Dataset entries:
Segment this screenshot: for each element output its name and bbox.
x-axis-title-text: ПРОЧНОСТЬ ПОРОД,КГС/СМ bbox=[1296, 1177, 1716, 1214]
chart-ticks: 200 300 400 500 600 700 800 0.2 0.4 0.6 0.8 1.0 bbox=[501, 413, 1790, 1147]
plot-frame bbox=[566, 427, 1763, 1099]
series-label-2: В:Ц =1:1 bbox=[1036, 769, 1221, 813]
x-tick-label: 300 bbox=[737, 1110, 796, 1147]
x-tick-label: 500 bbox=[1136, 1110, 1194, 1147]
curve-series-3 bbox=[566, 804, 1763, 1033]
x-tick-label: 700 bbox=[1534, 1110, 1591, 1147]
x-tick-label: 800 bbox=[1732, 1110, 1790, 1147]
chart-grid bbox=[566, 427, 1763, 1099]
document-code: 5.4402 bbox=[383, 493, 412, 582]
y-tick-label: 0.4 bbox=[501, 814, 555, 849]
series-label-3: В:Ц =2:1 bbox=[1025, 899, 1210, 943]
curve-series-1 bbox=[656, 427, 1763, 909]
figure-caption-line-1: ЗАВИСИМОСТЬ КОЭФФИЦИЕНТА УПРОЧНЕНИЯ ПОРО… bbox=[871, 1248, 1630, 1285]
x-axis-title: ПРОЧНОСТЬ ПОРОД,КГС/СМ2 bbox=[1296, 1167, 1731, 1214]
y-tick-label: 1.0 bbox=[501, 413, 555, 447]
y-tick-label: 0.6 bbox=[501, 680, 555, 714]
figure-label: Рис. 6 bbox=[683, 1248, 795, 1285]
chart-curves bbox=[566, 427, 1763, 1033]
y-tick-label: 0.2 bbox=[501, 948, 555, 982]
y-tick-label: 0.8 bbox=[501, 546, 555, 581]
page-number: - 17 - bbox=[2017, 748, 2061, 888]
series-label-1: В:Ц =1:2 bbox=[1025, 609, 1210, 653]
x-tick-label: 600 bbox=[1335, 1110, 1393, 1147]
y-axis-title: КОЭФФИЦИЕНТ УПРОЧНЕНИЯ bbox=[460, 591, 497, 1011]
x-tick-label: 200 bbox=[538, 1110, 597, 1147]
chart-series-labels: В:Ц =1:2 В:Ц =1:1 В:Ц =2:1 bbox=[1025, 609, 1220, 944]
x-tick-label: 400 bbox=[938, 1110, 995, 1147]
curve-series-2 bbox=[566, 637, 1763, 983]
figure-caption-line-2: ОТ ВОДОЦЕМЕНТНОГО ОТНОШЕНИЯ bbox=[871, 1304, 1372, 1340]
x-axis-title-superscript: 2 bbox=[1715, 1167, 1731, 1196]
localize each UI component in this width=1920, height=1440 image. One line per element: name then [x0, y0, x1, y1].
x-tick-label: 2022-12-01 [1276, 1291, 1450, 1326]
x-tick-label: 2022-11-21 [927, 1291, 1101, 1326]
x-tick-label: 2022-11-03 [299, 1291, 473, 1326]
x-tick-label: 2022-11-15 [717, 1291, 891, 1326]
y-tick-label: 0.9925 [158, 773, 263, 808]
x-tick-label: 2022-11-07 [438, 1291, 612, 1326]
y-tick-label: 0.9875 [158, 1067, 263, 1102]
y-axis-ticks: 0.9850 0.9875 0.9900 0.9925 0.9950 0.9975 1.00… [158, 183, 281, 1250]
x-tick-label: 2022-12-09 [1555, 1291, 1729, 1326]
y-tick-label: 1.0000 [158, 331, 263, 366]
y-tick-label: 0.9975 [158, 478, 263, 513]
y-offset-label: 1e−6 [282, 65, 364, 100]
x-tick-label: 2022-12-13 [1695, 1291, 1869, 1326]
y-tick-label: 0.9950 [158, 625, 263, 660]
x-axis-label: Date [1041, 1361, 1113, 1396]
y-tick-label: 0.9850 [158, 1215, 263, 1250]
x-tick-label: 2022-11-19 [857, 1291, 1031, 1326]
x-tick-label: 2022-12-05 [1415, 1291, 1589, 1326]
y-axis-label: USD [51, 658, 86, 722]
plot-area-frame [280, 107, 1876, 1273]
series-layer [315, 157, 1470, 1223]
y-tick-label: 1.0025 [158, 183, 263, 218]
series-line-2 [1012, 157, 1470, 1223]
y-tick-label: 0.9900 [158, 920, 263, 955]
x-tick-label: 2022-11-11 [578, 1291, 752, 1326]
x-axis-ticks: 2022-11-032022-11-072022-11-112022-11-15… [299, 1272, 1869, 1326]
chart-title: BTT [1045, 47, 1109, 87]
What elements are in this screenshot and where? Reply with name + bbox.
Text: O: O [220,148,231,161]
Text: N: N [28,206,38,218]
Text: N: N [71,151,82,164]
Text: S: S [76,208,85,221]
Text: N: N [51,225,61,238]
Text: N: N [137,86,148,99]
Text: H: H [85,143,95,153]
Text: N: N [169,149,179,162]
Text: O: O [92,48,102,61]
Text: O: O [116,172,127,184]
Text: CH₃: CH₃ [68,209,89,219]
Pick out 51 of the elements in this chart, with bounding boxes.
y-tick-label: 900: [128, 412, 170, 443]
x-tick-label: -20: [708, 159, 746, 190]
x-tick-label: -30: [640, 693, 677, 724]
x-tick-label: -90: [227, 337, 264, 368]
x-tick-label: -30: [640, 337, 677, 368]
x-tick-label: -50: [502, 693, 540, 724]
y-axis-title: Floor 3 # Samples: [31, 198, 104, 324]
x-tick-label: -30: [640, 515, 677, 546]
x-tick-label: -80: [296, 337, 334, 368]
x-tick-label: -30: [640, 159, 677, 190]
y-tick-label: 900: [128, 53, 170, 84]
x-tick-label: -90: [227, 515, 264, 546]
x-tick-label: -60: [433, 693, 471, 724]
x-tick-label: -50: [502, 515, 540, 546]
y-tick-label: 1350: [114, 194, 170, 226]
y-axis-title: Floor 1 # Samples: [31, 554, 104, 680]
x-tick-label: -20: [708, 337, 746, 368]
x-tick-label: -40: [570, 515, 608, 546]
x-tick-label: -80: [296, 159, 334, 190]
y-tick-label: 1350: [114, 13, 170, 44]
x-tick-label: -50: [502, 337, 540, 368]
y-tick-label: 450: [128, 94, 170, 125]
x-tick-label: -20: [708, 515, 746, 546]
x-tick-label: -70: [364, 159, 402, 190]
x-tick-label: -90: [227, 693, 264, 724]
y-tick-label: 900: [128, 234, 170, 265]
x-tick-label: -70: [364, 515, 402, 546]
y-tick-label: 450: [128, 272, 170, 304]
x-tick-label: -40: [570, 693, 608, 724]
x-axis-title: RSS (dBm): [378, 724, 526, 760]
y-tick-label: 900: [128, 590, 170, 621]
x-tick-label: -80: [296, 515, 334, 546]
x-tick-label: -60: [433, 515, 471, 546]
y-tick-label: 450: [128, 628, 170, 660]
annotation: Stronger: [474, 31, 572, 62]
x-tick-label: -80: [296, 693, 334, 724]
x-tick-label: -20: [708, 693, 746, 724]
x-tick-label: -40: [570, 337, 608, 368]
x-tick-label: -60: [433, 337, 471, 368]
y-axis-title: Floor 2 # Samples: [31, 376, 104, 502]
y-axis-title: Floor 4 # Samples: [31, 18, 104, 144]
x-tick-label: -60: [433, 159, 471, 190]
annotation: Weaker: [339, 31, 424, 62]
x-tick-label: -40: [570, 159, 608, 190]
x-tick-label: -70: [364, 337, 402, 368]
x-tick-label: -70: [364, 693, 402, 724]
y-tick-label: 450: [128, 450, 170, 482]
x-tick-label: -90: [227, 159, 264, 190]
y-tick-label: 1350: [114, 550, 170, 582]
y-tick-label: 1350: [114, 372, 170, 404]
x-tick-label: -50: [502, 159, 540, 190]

Short problem:
Extract every line above that contains the string "frame".

Response:
plot-frame bbox=[566, 427, 1763, 1099]
plot-area-frame [280, 107, 1876, 1273]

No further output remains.